== RECORDS PROVIDED ==

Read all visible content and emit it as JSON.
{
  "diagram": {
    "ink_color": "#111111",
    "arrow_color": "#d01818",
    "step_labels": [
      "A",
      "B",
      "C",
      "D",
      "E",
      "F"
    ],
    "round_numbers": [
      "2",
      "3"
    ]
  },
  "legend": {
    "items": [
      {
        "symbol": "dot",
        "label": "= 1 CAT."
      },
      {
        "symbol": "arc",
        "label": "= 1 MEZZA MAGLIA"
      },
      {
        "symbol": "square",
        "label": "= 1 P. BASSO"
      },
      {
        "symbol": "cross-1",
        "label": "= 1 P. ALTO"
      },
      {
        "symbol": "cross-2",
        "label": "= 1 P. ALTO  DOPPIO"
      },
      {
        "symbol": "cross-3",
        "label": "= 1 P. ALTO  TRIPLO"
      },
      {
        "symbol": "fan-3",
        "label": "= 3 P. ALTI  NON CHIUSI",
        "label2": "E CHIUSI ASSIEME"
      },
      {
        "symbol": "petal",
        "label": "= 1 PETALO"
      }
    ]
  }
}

===

#### [WHAT TO DO]
List every line above that holds the word "ALTO".

#### [TASK ANSWER]
        "label": "= 1 P. ALTO"
        "label": "= 1 P. ALTO  DOPPIO"
        "label": "= 1 P. ALTO  TRIPLO"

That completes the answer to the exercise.